Entries from a collection:
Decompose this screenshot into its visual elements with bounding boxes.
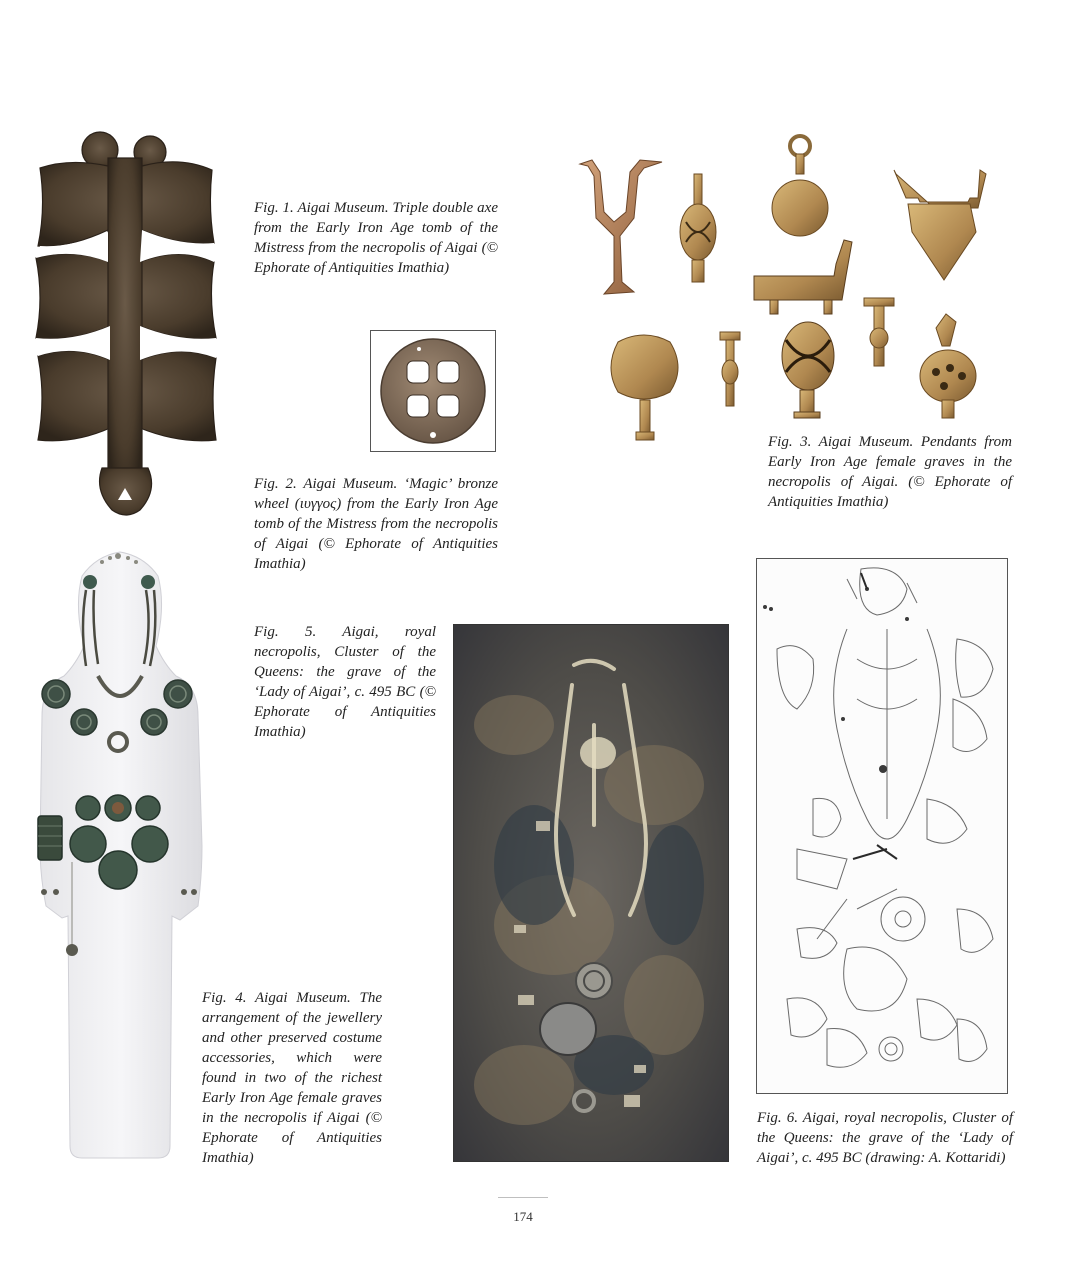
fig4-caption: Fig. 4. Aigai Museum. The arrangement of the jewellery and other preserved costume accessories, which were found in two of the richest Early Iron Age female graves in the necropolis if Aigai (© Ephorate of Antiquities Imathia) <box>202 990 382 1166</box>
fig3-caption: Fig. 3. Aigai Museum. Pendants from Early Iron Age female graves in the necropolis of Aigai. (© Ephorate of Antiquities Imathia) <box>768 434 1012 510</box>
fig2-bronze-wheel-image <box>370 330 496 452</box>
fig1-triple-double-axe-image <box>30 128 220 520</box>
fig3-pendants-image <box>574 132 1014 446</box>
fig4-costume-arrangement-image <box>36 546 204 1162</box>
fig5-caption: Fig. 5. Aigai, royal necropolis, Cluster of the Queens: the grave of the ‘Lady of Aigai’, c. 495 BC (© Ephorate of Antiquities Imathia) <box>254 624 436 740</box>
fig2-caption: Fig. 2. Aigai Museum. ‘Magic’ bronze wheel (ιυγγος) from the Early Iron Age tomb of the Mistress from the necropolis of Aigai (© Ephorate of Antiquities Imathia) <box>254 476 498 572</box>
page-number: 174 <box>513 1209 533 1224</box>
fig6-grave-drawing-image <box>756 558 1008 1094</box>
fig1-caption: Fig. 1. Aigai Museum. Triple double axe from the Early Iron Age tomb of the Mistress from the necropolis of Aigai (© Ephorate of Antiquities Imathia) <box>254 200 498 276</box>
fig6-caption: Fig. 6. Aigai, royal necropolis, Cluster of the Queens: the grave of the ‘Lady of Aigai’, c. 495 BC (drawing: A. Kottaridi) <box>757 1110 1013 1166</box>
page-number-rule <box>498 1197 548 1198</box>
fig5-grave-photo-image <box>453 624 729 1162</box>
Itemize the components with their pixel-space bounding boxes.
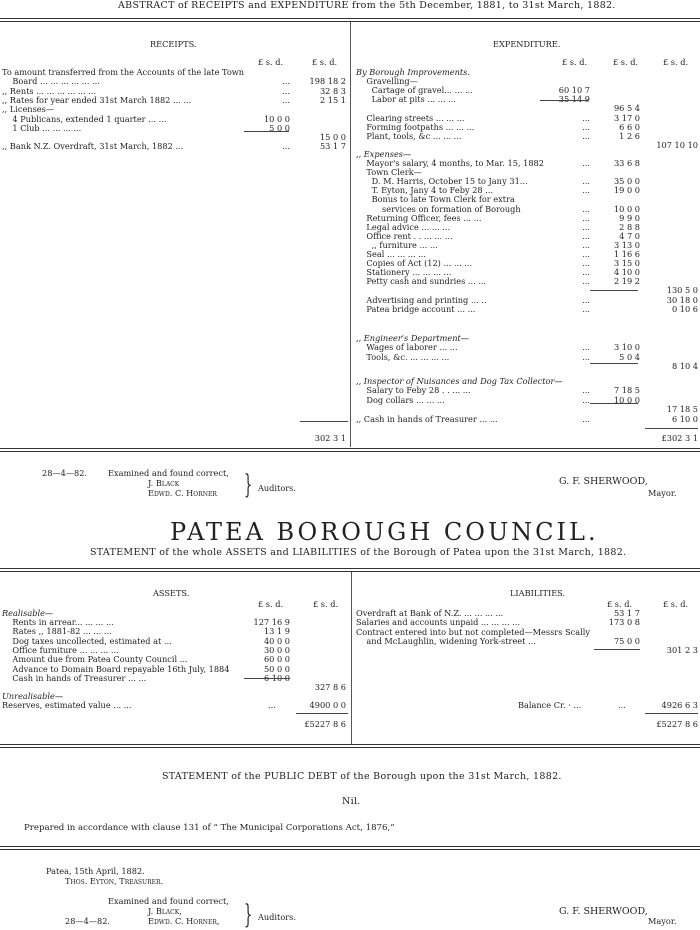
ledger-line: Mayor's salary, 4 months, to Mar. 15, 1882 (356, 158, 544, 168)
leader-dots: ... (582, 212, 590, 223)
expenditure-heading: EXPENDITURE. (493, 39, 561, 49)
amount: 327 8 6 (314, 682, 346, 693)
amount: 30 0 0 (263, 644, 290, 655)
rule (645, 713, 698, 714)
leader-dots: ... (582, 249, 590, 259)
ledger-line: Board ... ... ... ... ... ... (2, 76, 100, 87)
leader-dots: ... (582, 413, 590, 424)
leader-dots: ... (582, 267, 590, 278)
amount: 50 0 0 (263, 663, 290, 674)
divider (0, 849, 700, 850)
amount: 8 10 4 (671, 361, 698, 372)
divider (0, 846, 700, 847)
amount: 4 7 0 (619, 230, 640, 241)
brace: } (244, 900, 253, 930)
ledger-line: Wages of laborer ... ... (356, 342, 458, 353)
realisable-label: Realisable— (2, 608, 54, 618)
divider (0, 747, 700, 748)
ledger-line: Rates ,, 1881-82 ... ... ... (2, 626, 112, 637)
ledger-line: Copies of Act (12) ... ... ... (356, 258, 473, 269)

Stated goal: Output every line of the listing above as a JSON list of strings, one string per line, with blank lines and the pictures left out.

Task output:
[
  "Decompose this screenshot into its visual elements with bounding boxes.",
  "fig4-caption: Fig. 4. Aigai Museum. The arrangement of the jewellery and other preserved costume accessories, which were found in two of the richest Early Iron Age female graves in the necropolis if Aigai (© Ephorate of Antiquities Imathia) <box>202 990 382 1166</box>",
  "fig3-caption: Fig. 3. Aigai Museum. Pendants from Early Iron Age female graves in the necropolis of Aigai. (© Ephorate of Antiquities Imathia) <box>768 434 1012 510</box>",
  "fig2-bronze-wheel-image <box>370 330 496 452</box>",
  "fig1-triple-double-axe-image <box>30 128 220 520</box>",
  "fig3-pendants-image <box>574 132 1014 446</box>",
  "fig4-costume-arrangement-image <box>36 546 204 1162</box>",
  "fig5-caption: Fig. 5. Aigai, royal necropolis, Cluster of the Queens: the grave of the ‘Lady of Aigai’, c. 495 BC (© Ephorate of Antiquities Imathia) <box>254 624 436 740</box>",
  "fig2-caption: Fig. 2. Aigai Museum. ‘Magic’ bronze wheel (ιυγγος) from the Early Iron Age tomb of the Mistress from the necropolis of Aigai (© Ephorate of Antiquities Imathia) <box>254 476 498 572</box>",
  "page-number: 174 <box>513 1209 533 1224</box>",
  "fig6-grave-drawing-image <box>756 558 1008 1094</box>",
  "fig1-caption: Fig. 1. Aigai Museum. Triple double axe from the Early Iron Age tomb of the Mistress from the necropolis of Aigai (© Ephorate of Antiquities Imathia) <box>254 200 498 276</box>",
  "fig6-caption: Fig. 6. Aigai, royal necropolis, Cluster of the Queens: the grave of the ‘Lady of Aigai’, c. 495 BC (drawing: A. Kottaridi) <box>757 1110 1013 1166</box>",
  "page-number-rule <box>498 1197 548 1198</box>",
  "fig5-grave-photo-image <box>453 624 729 1162</box>",
  "Itemize the components with their pixel-space bounding boxes.",
  "ledger-line: Mayor's salary, 4 months, to Mar. 15, 1882 (356, 158, 544, 168)",
  "leader-dots: ... (582, 212, 590, 223)",
  "expenditure-heading: EXPENDITURE. (493, 39, 561, 49)",
  "amount: 327 8 6 (314, 682, 346, 693)",
  "amount: 30 0 0 (263, 644, 290, 655)",
  "rule (645, 713, 698, 714)",
  "leader-dots: ... (582, 249, 590, 259)",
  "ledger-line: Board ... ... ... ... ... ... (2, 76, 100, 87)",
  "leader-dots: ... (582, 413, 590, 424)",
  "leader-dots: ... (582, 267, 590, 278)",
  "amount: 50 0 0 (263, 663, 290, 674)",
  "divider (0, 849, 700, 850)",
  "amount: 8 10 4 (671, 361, 698, 372)",
  "divider (0, 846, 700, 847)",
  "amount: 4 7 0 (619, 230, 640, 241)",
  "brace: } (244, 900, 253, 930)",
  "ledger-line: Wages of laborer ... ... (356, 342, 458, 353)",
  "realisable-label: Realisable— (2, 608, 54, 618)",
  "divider (0, 747, 700, 748)",
  "ledger-line: Rates ,, 1881-82 ... ... ... (2, 626, 112, 637)",
  "ledger-line: Copies of Act (12) ... ... ... (356, 258, 473, 269)"
]